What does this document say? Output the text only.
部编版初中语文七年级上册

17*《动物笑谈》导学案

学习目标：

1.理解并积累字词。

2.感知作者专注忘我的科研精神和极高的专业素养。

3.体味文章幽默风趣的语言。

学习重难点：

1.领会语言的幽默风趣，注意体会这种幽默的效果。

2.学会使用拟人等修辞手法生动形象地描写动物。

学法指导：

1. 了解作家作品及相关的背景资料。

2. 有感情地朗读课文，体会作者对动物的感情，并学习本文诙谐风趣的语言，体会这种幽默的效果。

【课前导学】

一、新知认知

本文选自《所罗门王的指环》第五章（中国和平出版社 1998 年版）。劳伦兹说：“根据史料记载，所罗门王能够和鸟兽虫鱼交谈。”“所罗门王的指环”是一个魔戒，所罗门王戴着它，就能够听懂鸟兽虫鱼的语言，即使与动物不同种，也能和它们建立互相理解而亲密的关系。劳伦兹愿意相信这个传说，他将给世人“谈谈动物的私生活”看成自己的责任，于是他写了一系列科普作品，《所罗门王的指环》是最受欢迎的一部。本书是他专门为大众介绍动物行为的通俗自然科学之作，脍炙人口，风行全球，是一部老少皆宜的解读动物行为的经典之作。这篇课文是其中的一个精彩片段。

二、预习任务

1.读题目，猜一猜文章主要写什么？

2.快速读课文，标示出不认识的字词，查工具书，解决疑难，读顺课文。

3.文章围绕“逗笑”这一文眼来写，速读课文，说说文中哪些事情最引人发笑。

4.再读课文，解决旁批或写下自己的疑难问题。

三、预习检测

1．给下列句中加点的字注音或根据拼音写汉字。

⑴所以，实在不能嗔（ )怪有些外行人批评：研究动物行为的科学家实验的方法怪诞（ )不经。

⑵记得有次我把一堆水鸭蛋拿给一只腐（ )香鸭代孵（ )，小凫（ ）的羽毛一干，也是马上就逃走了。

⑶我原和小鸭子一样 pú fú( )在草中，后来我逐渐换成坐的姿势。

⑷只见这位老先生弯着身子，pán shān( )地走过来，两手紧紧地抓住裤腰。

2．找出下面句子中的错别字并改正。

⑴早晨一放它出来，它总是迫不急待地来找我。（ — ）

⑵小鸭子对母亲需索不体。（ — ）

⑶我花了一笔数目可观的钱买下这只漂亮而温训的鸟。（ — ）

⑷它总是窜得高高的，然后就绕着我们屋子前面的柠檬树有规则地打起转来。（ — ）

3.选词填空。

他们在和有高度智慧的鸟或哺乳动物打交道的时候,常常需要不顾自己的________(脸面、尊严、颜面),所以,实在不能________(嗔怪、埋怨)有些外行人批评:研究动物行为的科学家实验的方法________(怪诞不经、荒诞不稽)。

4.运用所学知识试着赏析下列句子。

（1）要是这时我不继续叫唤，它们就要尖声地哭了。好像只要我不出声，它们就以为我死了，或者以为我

--

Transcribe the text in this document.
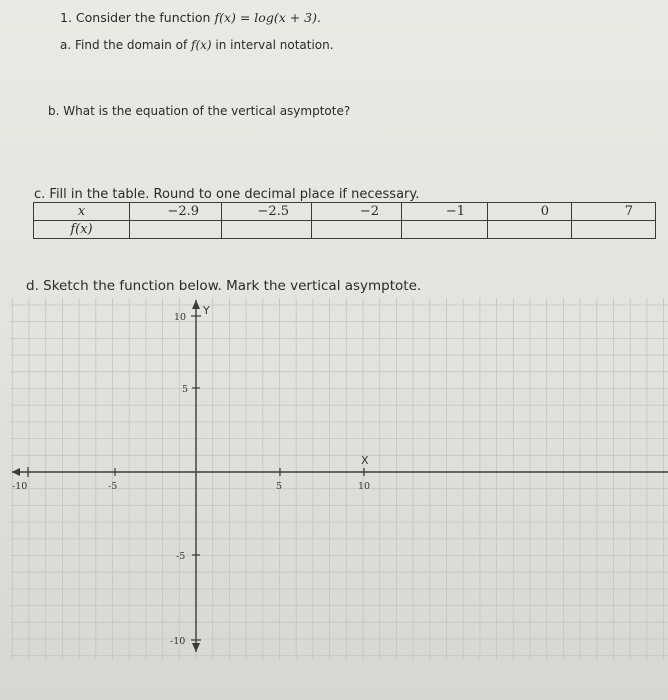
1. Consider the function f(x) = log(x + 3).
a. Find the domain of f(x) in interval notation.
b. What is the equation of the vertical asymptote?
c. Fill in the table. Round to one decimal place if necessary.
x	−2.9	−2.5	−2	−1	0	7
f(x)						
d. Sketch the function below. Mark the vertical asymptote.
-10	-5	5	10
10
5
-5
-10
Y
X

==

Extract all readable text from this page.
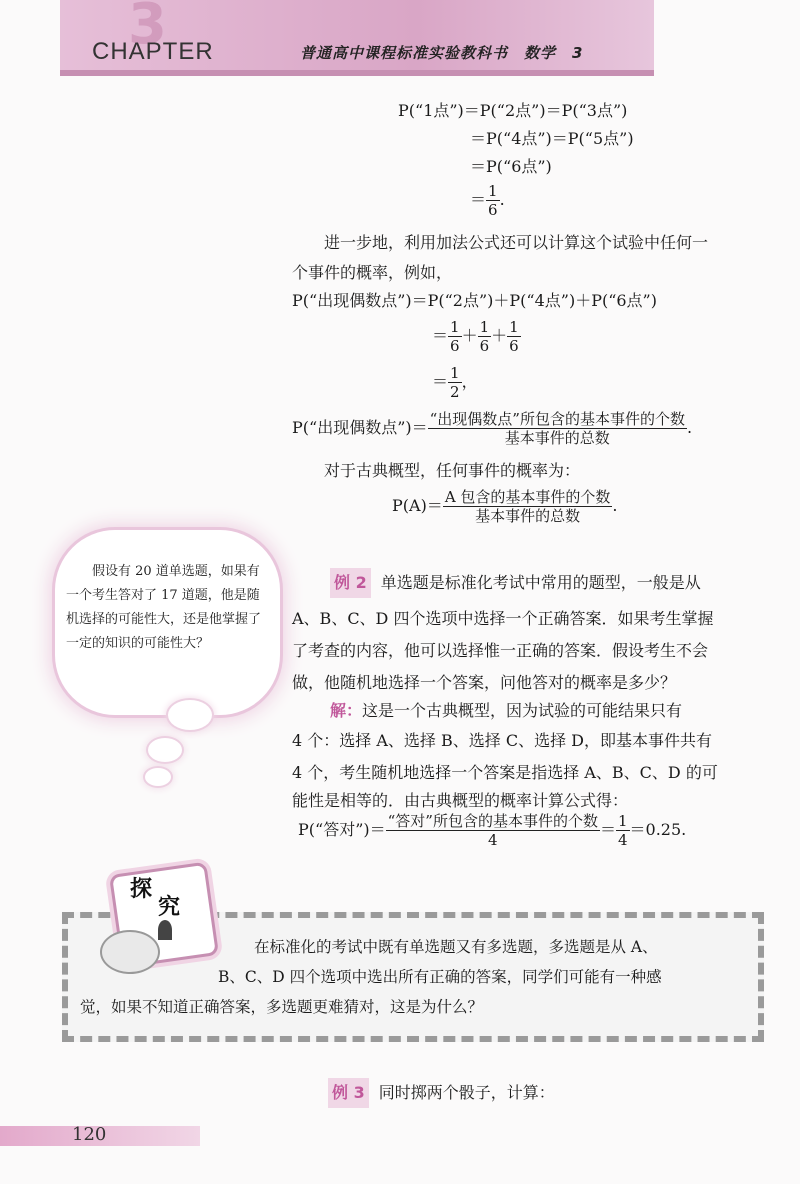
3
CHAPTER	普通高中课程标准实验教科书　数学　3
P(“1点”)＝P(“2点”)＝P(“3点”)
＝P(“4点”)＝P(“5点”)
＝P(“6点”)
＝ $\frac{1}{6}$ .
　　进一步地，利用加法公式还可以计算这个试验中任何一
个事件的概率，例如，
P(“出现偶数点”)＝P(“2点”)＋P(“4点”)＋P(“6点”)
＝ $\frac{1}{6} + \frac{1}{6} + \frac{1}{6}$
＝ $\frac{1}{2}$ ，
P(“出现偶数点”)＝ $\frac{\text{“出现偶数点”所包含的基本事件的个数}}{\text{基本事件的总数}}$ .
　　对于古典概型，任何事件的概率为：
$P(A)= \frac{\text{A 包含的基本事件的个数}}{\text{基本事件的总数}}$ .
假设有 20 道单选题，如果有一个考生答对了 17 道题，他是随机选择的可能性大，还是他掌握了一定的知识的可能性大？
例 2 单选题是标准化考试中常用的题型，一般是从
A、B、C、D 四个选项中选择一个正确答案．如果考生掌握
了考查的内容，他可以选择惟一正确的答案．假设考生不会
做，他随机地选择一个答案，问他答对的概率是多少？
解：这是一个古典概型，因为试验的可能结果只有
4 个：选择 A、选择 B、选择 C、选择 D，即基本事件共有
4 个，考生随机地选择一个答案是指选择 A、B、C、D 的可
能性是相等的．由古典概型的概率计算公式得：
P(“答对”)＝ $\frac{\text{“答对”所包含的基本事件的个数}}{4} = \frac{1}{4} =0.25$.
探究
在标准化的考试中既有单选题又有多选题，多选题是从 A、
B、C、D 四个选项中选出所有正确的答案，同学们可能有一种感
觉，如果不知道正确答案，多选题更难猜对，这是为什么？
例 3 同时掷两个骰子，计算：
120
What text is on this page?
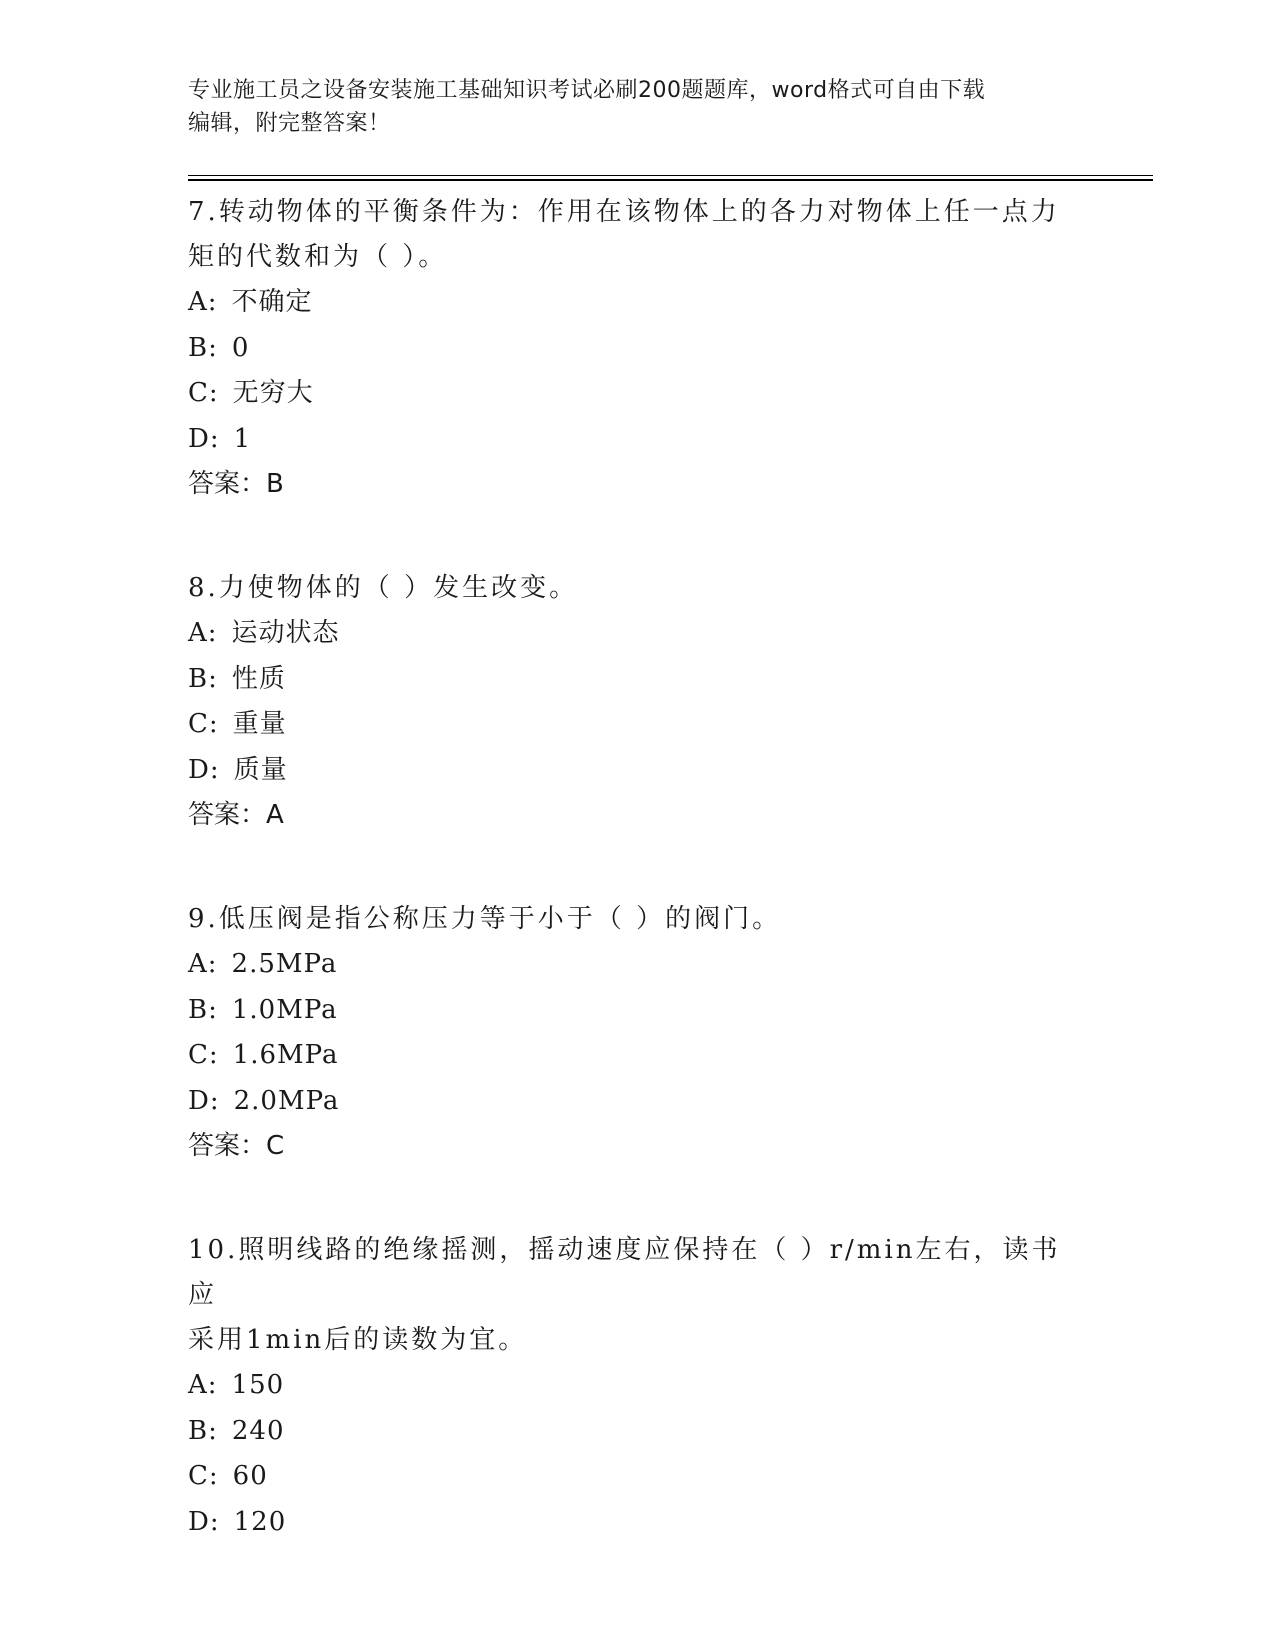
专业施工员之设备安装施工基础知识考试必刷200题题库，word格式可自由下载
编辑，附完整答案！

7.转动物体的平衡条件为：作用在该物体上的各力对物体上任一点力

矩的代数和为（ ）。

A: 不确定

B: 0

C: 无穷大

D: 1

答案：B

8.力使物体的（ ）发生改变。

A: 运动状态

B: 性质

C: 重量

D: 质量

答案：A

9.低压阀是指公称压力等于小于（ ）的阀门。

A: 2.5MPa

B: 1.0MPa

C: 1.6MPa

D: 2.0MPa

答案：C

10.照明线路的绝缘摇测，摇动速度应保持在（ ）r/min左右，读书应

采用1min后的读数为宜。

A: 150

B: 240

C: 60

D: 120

### Your objective:
Count the lines above that contain the word "基本事件的总数". Give only the number.

### The completed task:
2